**PROBLEM TO WORK ON:** Exactly as they appear, output all of the entries.

---------- INPUT RECORDS

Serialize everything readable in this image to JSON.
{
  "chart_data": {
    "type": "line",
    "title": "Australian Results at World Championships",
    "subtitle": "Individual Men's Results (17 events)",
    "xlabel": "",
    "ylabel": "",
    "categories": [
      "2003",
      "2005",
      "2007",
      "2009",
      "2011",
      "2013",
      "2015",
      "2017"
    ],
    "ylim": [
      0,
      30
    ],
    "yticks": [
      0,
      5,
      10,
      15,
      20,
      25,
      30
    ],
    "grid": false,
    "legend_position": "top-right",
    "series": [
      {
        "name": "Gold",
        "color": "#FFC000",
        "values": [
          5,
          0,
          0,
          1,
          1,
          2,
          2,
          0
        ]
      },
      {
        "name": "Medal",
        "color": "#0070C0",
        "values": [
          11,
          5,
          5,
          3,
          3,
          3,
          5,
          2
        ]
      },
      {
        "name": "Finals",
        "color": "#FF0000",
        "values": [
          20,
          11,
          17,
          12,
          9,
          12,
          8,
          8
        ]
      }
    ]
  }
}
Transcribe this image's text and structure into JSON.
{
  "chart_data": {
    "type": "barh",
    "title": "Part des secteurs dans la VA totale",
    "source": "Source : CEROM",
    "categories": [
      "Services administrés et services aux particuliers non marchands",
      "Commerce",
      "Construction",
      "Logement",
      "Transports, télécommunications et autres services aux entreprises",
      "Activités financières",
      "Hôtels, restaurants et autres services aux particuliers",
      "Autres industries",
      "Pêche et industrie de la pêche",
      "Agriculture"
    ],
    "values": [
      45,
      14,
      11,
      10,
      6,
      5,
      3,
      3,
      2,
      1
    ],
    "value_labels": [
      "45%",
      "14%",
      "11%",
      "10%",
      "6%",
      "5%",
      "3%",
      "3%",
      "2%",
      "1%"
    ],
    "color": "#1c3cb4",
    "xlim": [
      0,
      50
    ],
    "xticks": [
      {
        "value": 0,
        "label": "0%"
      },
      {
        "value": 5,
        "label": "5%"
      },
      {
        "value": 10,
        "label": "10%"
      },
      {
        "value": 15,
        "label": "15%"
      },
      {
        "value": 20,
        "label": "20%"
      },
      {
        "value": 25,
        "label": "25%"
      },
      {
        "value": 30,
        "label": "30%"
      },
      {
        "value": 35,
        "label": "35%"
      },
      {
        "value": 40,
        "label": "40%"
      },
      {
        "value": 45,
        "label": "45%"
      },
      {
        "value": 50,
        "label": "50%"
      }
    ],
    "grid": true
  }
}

--------------------

**RESULT OF THIS EXERCISE:**
Serialize everything readable in this image to JSON.
{
  "chart_data": {
    "type": "line",
    "title": "Australian Results at World Championships",
    "subtitle": "Individual Men's Results (17 events)",
    "xlabel": "",
    "ylabel": "",
    "categories": [
      "2003",
      "2005",
      "2007",
      "2009",
      "2011",
      "2013",
      "2015",
      "2017"
    ],
    "ylim": [
      0,
      30
    ],
    "yticks": [
      0,
      5,
      10,
      15,
      20,
      25,
      30
    ],
    "grid": false,
    "legend_position": "top-right",
    "series": [
      {
        "name": "Gold",
        "color": "#FFC000",
        "values": [
          5,
          0,
          0,
          1,
          1,
          2,
          2,
          0
        ]
      },
      {
        "name": "Medal",
        "color": "#0070C0",
        "values": [
          11,
          5,
          5,
          3,
          3,
          3,
          5,
          2
        ]
      },
      {
        "name": "Finals",
        "color": "#FF0000",
        "values": [
          20,
          11,
          17,
          12,
          9,
          12,
          8,
          8
        ]
      }
    ]
  }
}
Transcribe this image's text and structure into JSON.
{
  "chart_data": {
    "type": "barh",
    "title": "Part des secteurs dans la VA totale",
    "source": "Source : CEROM",
    "categories": [
      "Services administrés et services aux particuliers non marchands",
      "Commerce",
      "Construction",
      "Logement",
      "Transports, télécommunications et autres services aux entreprises",
      "Activités financières",
      "Hôtels, restaurants et autres services aux particuliers",
      "Autres industries",
      "Pêche et industrie de la pêche",
      "Agriculture"
    ],
    "values": [
      45,
      14,
      11,
      10,
      6,
      5,
      3,
      3,
      2,
      1
    ],
    "value_labels": [
      "45%",
      "14%",
      "11%",
      "10%",
      "6%",
      "5%",
      "3%",
      "3%",
      "2%",
      "1%"
    ],
    "color": "#1c3cb4",
    "xlim": [
      0,
      50
    ],
    "xticks": [
      {
        "value": 0,
        "label": "0%"
      },
      {
        "value": 5,
        "label": "5%"
      },
      {
        "value": 10,
        "label": "10%"
      },
      {
        "value": 15,
        "label": "15%"
      },
      {
        "value": 20,
        "label": "20%"
      },
      {
        "value": 25,
        "label": "25%"
      },
      {
        "value": 30,
        "label": "30%"
      },
      {
        "value": 35,
        "label": "35%"
      },
      {
        "value": 40,
        "label": "40%"
      },
      {
        "value": 45,
        "label": "45%"
      },
      {
        "value": 50,
        "label": "50%"
      }
    ],
    "grid": true
  }
}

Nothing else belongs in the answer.